[PROBLEM]
Reproduce the listing below from the line with "paragraph xyxy=(145,925,810,1223)" to the line with "paragraph xyxy=(145,577,810,925)", substituting "text-row" for every occurrence of "text-line" and leaving everything else unchanged.

[DATA PROVIDED]
begin
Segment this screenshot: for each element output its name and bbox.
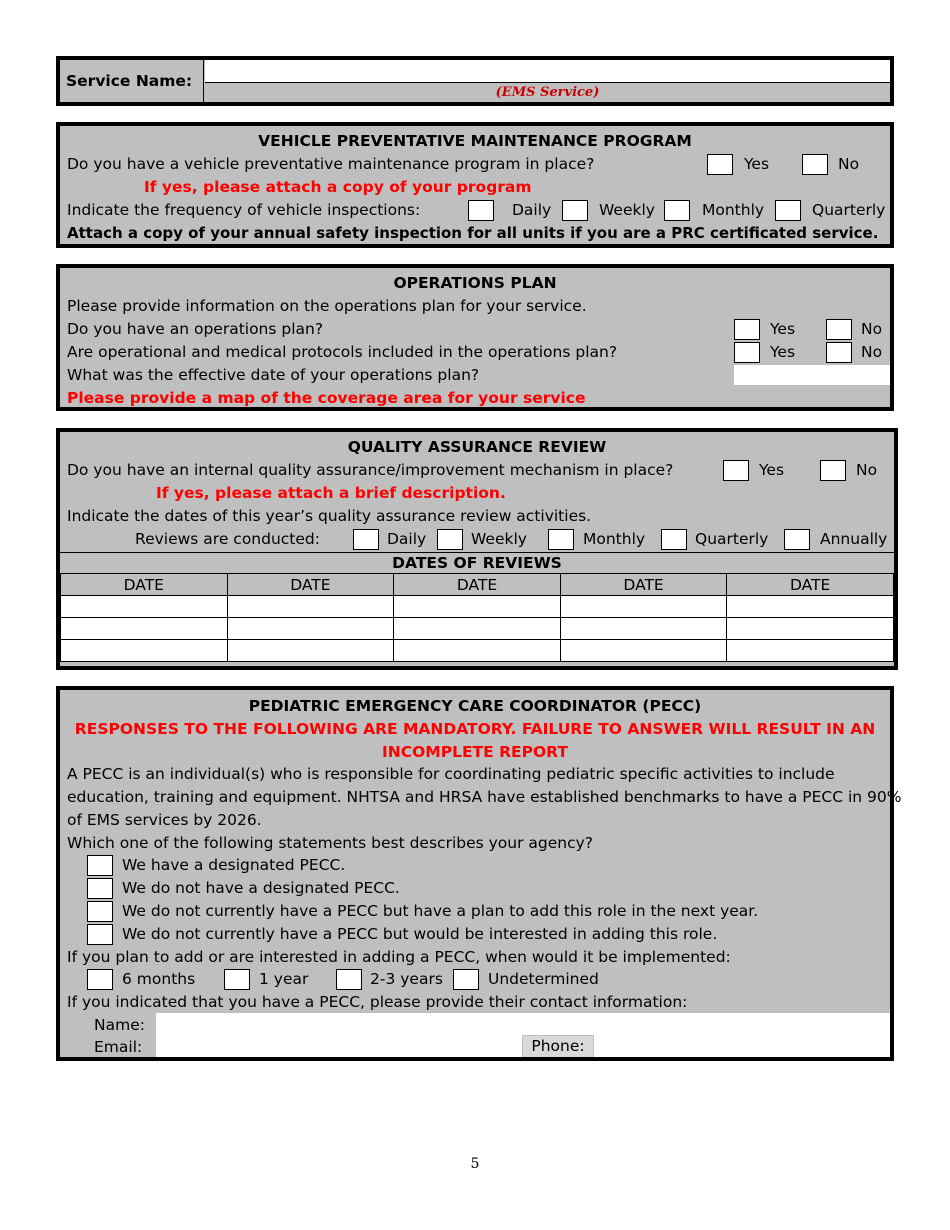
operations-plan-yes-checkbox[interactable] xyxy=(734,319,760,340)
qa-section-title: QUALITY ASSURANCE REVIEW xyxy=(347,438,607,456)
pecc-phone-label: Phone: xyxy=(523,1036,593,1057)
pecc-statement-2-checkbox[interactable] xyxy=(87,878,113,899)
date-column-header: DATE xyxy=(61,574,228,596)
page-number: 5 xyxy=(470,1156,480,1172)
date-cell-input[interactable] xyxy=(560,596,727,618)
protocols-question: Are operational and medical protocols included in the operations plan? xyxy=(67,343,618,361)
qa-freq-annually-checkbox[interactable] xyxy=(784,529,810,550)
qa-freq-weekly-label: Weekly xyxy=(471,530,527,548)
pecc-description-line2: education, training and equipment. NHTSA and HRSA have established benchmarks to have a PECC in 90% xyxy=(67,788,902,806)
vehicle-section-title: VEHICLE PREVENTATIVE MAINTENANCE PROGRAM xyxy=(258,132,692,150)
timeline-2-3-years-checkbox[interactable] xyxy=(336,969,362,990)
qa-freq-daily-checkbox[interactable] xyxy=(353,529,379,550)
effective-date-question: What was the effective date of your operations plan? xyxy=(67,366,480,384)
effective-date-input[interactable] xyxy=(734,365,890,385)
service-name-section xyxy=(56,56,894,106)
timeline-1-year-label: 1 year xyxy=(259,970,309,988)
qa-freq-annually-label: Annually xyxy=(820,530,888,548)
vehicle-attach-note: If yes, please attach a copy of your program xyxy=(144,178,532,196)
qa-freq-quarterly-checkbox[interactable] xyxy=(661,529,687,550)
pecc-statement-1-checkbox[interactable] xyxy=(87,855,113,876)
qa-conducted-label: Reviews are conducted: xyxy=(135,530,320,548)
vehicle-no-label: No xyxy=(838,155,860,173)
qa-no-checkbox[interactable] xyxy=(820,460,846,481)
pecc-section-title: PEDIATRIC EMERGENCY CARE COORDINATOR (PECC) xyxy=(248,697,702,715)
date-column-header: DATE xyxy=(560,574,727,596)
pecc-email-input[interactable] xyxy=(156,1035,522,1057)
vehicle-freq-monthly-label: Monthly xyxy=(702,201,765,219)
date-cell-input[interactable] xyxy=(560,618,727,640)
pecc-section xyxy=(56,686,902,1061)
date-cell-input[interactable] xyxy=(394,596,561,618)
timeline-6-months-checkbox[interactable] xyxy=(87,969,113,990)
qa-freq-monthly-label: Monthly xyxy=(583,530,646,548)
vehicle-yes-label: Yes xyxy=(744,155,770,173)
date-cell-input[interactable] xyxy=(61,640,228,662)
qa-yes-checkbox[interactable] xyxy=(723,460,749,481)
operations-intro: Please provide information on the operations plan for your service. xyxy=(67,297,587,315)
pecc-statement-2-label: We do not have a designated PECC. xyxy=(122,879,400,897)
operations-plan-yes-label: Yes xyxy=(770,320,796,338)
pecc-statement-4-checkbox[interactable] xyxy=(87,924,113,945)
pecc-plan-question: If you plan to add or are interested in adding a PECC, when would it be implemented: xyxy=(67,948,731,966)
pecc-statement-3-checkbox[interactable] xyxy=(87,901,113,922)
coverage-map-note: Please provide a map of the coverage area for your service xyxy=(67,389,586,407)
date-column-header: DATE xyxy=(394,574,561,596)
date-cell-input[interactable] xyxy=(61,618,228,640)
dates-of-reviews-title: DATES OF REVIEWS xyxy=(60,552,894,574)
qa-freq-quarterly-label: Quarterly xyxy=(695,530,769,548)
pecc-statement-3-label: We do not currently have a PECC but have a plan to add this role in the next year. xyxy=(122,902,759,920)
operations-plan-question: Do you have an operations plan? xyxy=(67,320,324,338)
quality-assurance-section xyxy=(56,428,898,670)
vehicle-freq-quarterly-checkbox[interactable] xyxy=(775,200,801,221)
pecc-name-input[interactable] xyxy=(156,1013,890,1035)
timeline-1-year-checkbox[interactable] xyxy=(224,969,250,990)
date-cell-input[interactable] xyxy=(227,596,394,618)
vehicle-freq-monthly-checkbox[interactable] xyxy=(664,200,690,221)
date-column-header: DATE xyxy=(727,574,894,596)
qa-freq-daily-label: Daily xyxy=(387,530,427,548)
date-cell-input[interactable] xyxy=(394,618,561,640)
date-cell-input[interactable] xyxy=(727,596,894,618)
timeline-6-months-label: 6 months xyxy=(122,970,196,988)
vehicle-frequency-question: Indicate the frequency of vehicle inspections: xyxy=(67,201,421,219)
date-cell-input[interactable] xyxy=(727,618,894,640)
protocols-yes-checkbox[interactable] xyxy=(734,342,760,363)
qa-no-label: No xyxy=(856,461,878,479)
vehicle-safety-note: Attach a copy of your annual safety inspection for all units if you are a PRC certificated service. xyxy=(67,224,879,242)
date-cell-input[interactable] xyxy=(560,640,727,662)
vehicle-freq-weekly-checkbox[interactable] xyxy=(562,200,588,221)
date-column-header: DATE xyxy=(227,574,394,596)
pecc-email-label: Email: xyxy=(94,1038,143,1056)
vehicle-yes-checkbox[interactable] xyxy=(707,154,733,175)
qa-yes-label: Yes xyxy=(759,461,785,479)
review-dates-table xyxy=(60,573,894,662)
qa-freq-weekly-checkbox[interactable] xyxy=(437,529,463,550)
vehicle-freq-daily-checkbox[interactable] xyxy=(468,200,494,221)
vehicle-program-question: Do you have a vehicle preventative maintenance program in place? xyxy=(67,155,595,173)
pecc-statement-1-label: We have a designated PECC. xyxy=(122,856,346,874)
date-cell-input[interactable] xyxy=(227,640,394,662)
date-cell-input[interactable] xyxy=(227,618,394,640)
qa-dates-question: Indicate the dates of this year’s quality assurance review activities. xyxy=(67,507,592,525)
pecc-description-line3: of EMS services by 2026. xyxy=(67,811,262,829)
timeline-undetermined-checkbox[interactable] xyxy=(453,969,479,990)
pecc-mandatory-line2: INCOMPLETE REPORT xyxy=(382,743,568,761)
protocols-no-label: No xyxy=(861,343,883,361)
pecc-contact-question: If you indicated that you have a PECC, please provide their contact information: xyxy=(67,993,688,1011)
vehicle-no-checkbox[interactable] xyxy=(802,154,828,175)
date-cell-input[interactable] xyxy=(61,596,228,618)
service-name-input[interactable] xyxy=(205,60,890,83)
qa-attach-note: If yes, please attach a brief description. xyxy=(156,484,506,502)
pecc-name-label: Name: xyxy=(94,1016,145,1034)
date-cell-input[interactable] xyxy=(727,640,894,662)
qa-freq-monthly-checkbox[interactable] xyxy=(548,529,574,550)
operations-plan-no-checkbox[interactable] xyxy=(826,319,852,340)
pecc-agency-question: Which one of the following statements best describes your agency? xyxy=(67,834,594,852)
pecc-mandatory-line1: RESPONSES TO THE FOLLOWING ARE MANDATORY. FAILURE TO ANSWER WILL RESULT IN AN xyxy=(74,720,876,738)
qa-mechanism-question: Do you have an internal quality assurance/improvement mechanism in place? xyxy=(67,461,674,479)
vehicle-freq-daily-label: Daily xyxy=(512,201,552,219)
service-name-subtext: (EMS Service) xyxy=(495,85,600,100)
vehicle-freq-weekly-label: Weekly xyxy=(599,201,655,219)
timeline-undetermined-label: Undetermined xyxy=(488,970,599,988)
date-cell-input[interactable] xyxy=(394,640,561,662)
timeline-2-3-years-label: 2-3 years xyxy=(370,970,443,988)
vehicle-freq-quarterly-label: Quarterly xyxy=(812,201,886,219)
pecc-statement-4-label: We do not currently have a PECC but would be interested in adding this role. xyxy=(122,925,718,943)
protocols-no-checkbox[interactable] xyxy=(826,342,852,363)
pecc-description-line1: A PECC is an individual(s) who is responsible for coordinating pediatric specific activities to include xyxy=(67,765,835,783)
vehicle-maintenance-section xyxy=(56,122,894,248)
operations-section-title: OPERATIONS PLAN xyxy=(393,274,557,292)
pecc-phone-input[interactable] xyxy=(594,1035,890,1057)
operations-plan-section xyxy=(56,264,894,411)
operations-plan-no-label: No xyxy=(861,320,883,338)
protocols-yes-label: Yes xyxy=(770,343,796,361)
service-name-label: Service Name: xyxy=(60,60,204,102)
end
begin
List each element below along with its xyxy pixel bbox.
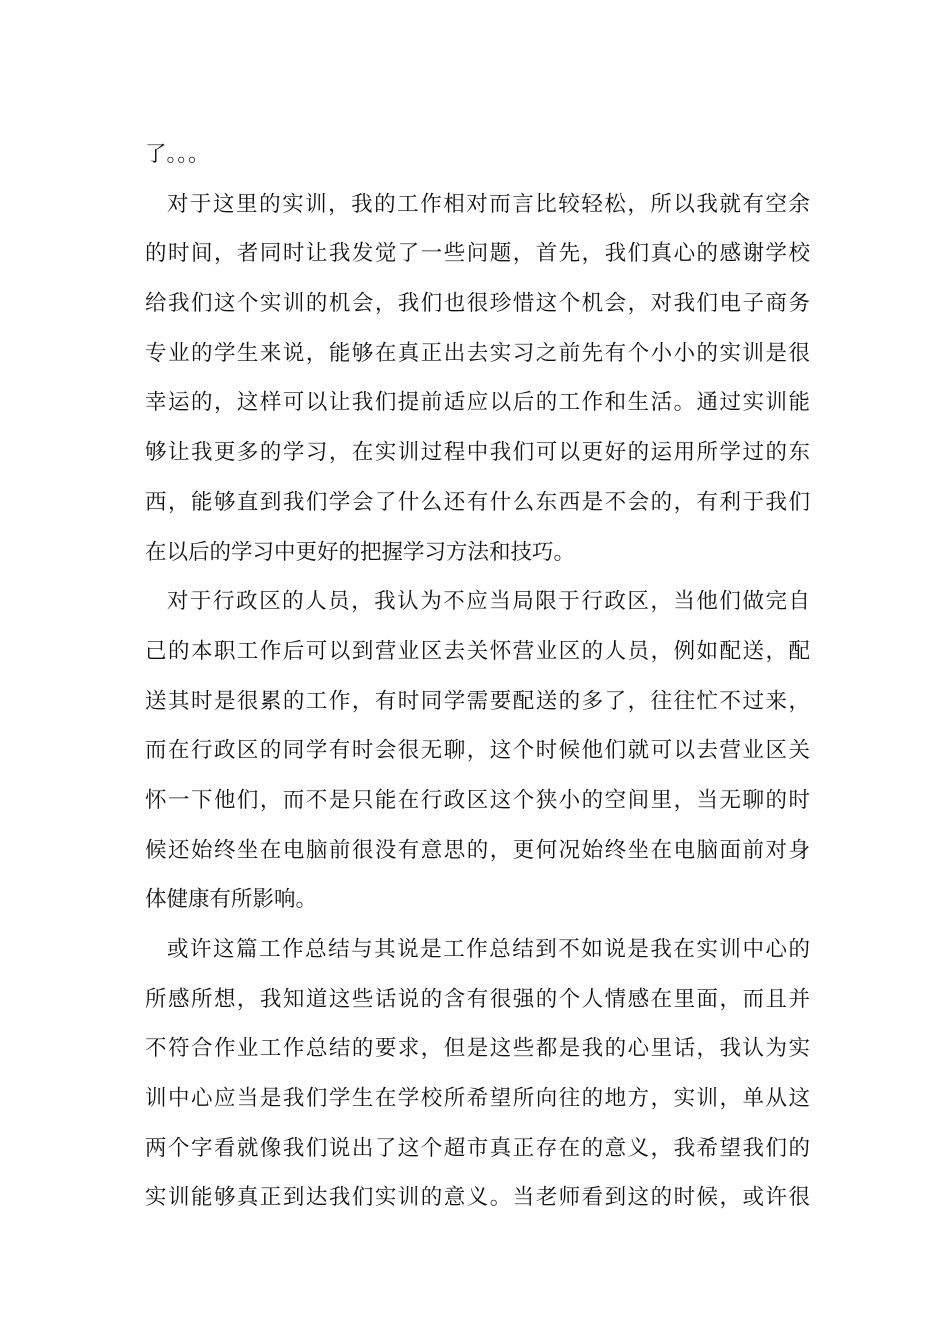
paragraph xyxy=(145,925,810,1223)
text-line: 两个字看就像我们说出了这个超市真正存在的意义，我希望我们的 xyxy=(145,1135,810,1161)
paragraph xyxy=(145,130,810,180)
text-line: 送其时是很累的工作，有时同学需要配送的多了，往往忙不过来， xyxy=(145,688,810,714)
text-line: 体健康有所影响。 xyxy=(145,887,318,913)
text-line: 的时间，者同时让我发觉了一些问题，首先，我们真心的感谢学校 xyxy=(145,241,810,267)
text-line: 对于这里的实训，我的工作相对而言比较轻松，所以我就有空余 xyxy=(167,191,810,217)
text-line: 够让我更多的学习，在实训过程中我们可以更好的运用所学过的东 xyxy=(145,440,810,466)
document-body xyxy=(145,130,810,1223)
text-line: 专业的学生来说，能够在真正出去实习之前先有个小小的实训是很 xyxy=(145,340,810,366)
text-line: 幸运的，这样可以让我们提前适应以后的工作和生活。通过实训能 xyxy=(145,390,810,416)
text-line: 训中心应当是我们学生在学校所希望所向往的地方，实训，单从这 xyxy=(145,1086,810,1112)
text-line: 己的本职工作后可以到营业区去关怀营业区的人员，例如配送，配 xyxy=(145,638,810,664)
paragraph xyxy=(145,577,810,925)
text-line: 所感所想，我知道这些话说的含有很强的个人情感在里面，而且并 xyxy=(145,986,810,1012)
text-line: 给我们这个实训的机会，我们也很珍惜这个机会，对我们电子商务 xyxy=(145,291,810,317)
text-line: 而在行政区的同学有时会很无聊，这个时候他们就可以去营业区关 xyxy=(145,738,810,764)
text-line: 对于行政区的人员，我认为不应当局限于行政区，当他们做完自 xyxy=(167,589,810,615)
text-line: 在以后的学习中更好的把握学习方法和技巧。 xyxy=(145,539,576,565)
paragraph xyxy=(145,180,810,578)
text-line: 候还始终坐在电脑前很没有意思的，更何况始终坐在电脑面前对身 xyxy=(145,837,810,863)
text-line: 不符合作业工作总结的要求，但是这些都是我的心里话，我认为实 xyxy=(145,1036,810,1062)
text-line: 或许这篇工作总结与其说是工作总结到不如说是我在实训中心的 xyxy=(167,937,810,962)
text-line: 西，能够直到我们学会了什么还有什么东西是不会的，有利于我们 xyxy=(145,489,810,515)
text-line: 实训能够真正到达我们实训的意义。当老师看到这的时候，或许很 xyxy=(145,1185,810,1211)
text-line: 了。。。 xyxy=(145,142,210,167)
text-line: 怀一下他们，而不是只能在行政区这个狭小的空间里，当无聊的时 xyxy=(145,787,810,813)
end
[WRITTEN RESPONSE]
paragraph xyxy=(145,925,810,1223)
text-row: 两个字看就像我们说出了这个超市真正存在的意义，我希望我们的 xyxy=(145,1135,810,1161)
paragraph xyxy=(145,130,810,180)
text-row: 送其时是很累的工作，有时同学需要配送的多了，往往忙不过来， xyxy=(145,688,810,714)
text-row: 体健康有所影响。 xyxy=(145,887,318,913)
text-row: 的时间，者同时让我发觉了一些问题，首先，我们真心的感谢学校 xyxy=(145,241,810,267)
text-row: 对于这里的实训，我的工作相对而言比较轻松，所以我就有空余 xyxy=(167,191,810,217)
text-row: 够让我更多的学习，在实训过程中我们可以更好的运用所学过的东 xyxy=(145,440,810,466)
document-body xyxy=(145,130,810,1223)
text-row: 专业的学生来说，能够在真正出去实习之前先有个小小的实训是很 xyxy=(145,340,810,366)
text-row: 幸运的，这样可以让我们提前适应以后的工作和生活。通过实训能 xyxy=(145,390,810,416)
text-row: 训中心应当是我们学生在学校所希望所向往的地方，实训，单从这 xyxy=(145,1086,810,1112)
text-row: 己的本职工作后可以到营业区去关怀营业区的人员，例如配送，配 xyxy=(145,638,810,664)
paragraph xyxy=(145,577,810,925)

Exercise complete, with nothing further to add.